→ Task directions
Tally the lines holding the word "JSON" and state the count by itself.

→ Source data
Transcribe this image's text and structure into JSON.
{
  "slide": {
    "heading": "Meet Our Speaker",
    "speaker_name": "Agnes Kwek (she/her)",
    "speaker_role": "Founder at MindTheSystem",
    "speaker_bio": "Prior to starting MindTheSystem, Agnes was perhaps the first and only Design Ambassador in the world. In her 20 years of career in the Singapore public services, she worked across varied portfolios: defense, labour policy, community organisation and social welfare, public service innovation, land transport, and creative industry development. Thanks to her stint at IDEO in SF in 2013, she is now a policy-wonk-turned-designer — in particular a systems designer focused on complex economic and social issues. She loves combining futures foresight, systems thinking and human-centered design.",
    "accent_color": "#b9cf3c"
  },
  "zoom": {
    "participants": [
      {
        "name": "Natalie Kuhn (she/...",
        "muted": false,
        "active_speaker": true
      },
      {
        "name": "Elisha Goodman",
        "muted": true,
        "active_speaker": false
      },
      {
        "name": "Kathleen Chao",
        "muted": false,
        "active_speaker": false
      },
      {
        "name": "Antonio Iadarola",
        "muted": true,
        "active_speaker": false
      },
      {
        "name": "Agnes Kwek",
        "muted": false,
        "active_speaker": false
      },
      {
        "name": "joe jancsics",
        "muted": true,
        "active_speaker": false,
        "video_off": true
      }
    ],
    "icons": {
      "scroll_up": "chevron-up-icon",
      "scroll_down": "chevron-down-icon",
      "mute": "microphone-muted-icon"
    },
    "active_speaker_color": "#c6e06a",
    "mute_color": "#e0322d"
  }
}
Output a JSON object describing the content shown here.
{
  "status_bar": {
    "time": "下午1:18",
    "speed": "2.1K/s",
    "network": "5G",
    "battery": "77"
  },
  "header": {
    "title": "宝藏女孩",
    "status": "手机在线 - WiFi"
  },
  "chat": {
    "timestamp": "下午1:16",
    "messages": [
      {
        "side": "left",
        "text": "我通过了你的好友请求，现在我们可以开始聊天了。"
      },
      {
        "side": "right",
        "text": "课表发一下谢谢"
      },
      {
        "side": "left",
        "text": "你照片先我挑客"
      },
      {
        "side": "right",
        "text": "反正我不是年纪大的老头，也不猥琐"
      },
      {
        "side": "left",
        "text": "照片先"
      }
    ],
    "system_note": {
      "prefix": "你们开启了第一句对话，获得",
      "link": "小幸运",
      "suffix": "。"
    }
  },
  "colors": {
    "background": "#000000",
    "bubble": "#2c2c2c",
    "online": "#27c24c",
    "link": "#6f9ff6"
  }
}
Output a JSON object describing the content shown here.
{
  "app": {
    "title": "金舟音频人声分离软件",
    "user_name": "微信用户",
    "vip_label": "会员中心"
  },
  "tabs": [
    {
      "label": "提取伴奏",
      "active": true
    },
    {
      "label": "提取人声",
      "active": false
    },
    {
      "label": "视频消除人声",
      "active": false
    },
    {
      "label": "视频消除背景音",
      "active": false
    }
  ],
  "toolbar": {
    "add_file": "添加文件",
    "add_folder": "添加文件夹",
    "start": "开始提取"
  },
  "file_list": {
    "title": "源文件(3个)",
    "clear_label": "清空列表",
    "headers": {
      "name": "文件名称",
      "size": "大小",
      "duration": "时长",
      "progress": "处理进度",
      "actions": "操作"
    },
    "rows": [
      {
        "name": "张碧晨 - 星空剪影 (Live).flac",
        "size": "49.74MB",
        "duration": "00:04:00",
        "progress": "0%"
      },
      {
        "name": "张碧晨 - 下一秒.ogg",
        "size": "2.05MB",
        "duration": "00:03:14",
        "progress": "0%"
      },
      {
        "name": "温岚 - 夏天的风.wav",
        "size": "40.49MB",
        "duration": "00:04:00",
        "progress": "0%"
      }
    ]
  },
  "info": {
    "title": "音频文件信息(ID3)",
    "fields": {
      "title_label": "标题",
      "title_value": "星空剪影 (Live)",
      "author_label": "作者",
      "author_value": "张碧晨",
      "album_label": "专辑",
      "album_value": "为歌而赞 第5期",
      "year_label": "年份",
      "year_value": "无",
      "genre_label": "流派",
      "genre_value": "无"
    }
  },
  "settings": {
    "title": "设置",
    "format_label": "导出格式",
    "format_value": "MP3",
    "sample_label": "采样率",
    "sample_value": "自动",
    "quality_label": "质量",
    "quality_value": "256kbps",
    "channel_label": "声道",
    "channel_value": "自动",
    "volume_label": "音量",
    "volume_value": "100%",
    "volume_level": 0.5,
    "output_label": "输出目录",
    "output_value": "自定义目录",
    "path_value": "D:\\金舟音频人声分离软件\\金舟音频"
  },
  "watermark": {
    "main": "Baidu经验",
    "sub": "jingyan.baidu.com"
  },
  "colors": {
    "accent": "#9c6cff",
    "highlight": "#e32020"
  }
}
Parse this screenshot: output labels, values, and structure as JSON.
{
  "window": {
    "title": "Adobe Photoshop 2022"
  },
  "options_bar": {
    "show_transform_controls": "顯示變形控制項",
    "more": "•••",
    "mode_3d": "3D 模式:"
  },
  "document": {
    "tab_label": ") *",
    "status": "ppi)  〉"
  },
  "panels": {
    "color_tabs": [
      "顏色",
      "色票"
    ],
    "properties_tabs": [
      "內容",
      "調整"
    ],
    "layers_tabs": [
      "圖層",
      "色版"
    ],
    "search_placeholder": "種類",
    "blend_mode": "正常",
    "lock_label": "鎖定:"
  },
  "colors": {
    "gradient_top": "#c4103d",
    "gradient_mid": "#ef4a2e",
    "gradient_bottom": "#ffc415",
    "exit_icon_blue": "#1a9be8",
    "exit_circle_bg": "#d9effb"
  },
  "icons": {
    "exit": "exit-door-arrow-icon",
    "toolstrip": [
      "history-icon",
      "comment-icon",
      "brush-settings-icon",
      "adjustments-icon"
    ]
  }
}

→ Problem solution
4